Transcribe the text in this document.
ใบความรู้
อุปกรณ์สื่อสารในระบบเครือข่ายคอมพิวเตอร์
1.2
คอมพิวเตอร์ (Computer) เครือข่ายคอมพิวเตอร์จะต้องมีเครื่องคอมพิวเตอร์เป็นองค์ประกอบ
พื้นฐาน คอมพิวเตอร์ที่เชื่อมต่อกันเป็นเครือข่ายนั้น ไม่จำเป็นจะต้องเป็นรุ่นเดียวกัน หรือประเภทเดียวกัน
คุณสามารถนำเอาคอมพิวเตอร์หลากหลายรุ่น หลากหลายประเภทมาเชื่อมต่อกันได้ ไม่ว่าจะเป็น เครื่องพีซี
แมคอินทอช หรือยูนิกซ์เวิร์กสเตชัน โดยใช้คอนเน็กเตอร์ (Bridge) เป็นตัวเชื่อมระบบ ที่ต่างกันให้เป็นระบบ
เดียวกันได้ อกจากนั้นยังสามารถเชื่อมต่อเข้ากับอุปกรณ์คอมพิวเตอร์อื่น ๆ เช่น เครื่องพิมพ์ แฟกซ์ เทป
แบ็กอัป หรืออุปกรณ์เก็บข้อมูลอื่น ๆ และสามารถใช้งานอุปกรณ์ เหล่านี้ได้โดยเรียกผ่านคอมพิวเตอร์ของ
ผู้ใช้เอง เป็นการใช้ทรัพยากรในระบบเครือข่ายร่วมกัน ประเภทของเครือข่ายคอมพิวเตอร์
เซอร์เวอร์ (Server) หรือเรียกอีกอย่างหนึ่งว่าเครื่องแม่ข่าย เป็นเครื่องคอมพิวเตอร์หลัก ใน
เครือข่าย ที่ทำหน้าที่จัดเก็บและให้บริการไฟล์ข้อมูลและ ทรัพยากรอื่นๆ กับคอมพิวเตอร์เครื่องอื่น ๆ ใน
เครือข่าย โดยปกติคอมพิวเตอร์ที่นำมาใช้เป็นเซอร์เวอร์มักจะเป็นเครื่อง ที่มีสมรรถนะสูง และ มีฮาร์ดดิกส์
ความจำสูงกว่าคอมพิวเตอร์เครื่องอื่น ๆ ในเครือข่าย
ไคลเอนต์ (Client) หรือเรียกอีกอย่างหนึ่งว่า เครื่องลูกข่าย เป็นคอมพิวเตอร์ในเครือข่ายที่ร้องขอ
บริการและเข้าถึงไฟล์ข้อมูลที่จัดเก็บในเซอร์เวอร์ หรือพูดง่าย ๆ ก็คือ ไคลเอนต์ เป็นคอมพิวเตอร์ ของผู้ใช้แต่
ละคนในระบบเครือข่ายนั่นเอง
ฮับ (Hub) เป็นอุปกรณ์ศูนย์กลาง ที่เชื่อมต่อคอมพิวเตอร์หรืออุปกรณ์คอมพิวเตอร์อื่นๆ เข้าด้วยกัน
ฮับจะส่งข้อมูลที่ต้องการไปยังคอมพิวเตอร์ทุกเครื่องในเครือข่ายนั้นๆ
***
- [THE EXERCISE]
Out of the records, collect only those lines that contain the string "ายคอมพ".

- [FINAL RESULT]
อุปกรณ์สื่อสารในระบบเครือข่ายคอมพิวเตอร์
คอมพิวเตอร์ (Computer) เครือข่ายคอมพิวเตอร์จะต้องมีเครื่องคอมพิวเตอร์เป็นองค์ประกอบ
ผู้ใช้เอง เป็นการใช้ทรัพยากรในระบบเครือข่ายร่วมกัน ประเภทของเครือข่ายคอมพิวเตอร์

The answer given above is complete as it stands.